[Annotated region listings]
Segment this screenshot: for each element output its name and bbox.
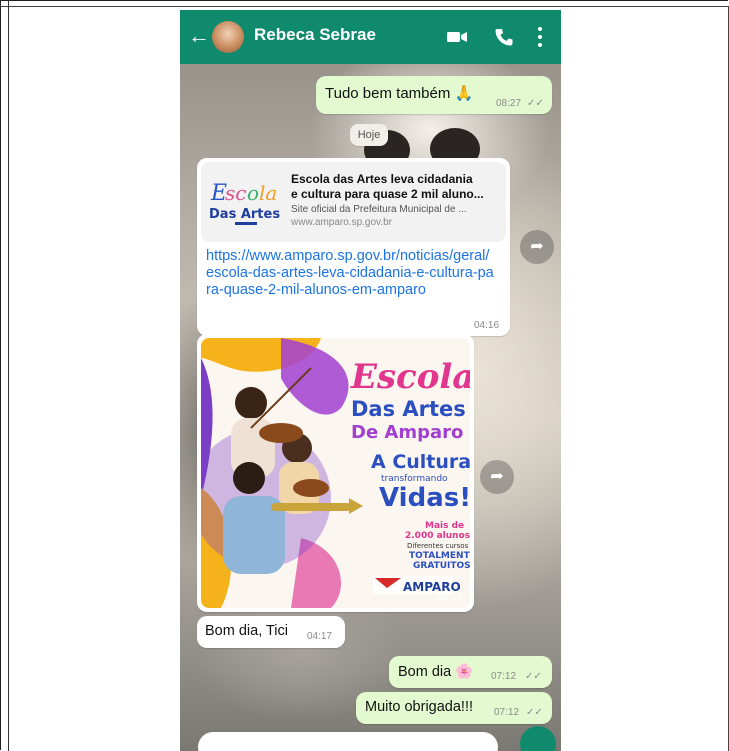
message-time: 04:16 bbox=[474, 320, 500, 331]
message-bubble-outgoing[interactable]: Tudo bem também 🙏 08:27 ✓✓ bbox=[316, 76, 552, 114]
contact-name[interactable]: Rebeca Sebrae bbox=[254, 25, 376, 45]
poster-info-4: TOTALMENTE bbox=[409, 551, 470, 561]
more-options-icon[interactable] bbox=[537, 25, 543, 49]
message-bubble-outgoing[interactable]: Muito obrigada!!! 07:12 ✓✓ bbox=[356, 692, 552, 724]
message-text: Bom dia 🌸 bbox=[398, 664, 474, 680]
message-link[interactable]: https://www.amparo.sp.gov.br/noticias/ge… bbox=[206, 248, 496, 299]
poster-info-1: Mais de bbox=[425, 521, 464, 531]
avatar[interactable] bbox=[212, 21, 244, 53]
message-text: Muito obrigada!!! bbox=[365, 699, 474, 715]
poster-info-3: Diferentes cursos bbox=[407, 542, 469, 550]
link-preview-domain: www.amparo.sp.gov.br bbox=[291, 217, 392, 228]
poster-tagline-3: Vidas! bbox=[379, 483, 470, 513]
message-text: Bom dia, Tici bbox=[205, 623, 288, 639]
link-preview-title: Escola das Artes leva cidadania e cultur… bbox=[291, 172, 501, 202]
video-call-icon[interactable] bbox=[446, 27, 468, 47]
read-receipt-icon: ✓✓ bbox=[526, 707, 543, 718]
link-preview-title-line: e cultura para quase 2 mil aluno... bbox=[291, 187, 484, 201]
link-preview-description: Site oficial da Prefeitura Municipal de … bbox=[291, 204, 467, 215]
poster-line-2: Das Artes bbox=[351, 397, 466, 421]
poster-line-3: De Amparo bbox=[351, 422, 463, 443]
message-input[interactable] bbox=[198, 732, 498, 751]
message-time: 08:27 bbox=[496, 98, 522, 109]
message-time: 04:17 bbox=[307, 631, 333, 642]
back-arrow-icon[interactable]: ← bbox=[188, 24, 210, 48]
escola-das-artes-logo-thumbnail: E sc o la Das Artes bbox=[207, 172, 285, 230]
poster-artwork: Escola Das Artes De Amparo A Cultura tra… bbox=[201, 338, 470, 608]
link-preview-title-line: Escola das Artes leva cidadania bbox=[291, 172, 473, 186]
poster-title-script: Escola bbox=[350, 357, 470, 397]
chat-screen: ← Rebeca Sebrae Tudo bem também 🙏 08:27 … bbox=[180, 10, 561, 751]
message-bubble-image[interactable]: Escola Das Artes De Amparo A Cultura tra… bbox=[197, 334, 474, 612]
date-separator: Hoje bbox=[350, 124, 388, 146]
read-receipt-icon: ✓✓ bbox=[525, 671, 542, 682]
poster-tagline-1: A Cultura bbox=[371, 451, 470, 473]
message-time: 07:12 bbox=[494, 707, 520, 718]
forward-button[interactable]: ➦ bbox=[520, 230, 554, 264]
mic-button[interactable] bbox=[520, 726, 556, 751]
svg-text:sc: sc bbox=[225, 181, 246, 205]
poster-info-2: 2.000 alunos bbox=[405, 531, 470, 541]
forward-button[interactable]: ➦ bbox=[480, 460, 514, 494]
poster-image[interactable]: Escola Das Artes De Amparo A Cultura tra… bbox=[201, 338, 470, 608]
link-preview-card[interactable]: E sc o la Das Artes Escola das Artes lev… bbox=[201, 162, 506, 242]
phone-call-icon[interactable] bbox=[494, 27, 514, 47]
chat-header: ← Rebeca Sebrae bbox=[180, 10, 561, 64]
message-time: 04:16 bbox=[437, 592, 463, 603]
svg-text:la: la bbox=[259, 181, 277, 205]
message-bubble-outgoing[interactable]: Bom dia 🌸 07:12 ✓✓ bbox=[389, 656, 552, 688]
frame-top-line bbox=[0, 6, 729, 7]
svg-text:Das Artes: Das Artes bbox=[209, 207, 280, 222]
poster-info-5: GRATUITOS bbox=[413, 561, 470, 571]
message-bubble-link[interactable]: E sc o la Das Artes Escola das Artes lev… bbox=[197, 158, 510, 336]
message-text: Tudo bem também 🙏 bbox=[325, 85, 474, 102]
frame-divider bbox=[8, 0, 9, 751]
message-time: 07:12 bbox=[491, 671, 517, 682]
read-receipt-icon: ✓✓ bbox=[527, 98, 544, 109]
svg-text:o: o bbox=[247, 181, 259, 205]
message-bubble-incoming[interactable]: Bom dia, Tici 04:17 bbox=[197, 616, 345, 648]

• [Set exercise]: Can you reproduce every one of the entries above word for word, keeping each line intact but leaving out the pictures?

• [Finished task]:
Segment this screenshot: for each element output its name and bbox.
message-time: 04:16 bbox=[474, 320, 500, 331]
message-bubble-outgoing[interactable]: Tudo bem também 🙏 08:27 ✓✓ bbox=[316, 76, 552, 114]
contact-name[interactable]: Rebeca Sebrae bbox=[254, 25, 376, 45]
poster-info-4: TOTALMENTE bbox=[409, 551, 470, 561]
more-options-icon[interactable] bbox=[537, 25, 543, 49]
message-bubble-outgoing[interactable]: Muito obrigada!!! 07:12 ✓✓ bbox=[356, 692, 552, 724]
message-text: Bom dia 🌸 bbox=[398, 664, 474, 680]
message-link[interactable]: https://www.amparo.sp.gov.br/noticias/ge… bbox=[206, 248, 496, 299]
poster-info-1: Mais de bbox=[425, 521, 464, 531]
avatar[interactable] bbox=[212, 21, 244, 53]
message-text: Muito obrigada!!! bbox=[365, 699, 474, 715]
poster-info-3: Diferentes cursos bbox=[407, 542, 469, 550]
link-preview-domain: www.amparo.sp.gov.br bbox=[291, 217, 392, 228]
poster-tagline-3: Vidas! bbox=[379, 483, 470, 513]
message-text: Bom dia, Tici bbox=[205, 623, 288, 639]
link-preview-title: Escola das Artes leva cidadania e cultur… bbox=[291, 172, 501, 202]
video-call-icon[interactable] bbox=[446, 27, 468, 47]
read-receipt-icon: ✓✓ bbox=[526, 707, 543, 718]
link-preview-title-line: e cultura para quase 2 mil aluno... bbox=[291, 187, 484, 201]
link-preview-description: Site oficial da Prefeitura Municipal de … bbox=[291, 204, 467, 215]
poster-line-2: Das Artes bbox=[351, 397, 466, 421]
poster-line-3: De Amparo bbox=[351, 422, 463, 443]
message-input[interactable] bbox=[198, 732, 498, 751]
message-time: 08:27 bbox=[496, 98, 522, 109]
message-time: 04:17 bbox=[307, 631, 333, 642]
back-arrow-icon[interactable]: ← bbox=[188, 24, 210, 48]
escola-das-artes-logo-thumbnail: E sc o la Das Artes bbox=[207, 172, 285, 230]
poster-artwork: Escola Das Artes De Amparo A Cultura tra… bbox=[201, 338, 470, 608]
link-preview-title-line: Escola das Artes leva cidadania bbox=[291, 172, 473, 186]
poster-title-script: Escola bbox=[350, 357, 470, 397]
chat-screen: ← Rebeca Sebrae Tudo bem também 🙏 08:27 … bbox=[180, 10, 561, 751]
message-bubble-image[interactable]: Escola Das Artes De Amparo A Cultura tra… bbox=[197, 334, 474, 612]
date-separator: Hoje bbox=[350, 124, 388, 146]
read-receipt-icon: ✓✓ bbox=[525, 671, 542, 682]
poster-tagline-1: A Cultura bbox=[371, 451, 470, 473]
message-time: 07:12 bbox=[494, 707, 520, 718]
forward-button[interactable]: ➦ bbox=[520, 230, 554, 264]
mic-button[interactable] bbox=[520, 726, 556, 751]
svg-text:sc: sc bbox=[225, 181, 246, 205]
poster-info-2: 2.000 alunos bbox=[405, 531, 470, 541]
forward-button[interactable]: ➦ bbox=[480, 460, 514, 494]
poster-image[interactable]: Escola Das Artes De Amparo A Cultura tra… bbox=[201, 338, 470, 608]
link-preview-card[interactable]: E sc o la Das Artes Escola das Artes lev… bbox=[201, 162, 506, 242]
phone-call-icon[interactable] bbox=[494, 27, 514, 47]
chat-header: ← Rebeca Sebrae bbox=[180, 10, 561, 64]
message-time: 04:16 bbox=[437, 592, 463, 603]
svg-text:la: la bbox=[259, 181, 277, 205]
message-bubble-outgoing[interactable]: Bom dia 🌸 07:12 ✓✓ bbox=[389, 656, 552, 688]
frame-top-line bbox=[0, 6, 729, 7]
svg-text:Das Artes: Das Artes bbox=[209, 207, 280, 222]
poster-info-5: GRATUITOS bbox=[413, 561, 470, 571]
message-bubble-link[interactable]: E sc o la Das Artes Escola das Artes lev… bbox=[197, 158, 510, 336]
message-text: Tudo bem também 🙏 bbox=[325, 85, 474, 102]
frame-divider bbox=[8, 0, 9, 751]
message-time: 07:12 bbox=[491, 671, 517, 682]
read-receipt-icon: ✓✓ bbox=[527, 98, 544, 109]
svg-text:o: o bbox=[247, 181, 259, 205]
message-bubble-incoming[interactable]: Bom dia, Tici 04:17 bbox=[197, 616, 345, 648]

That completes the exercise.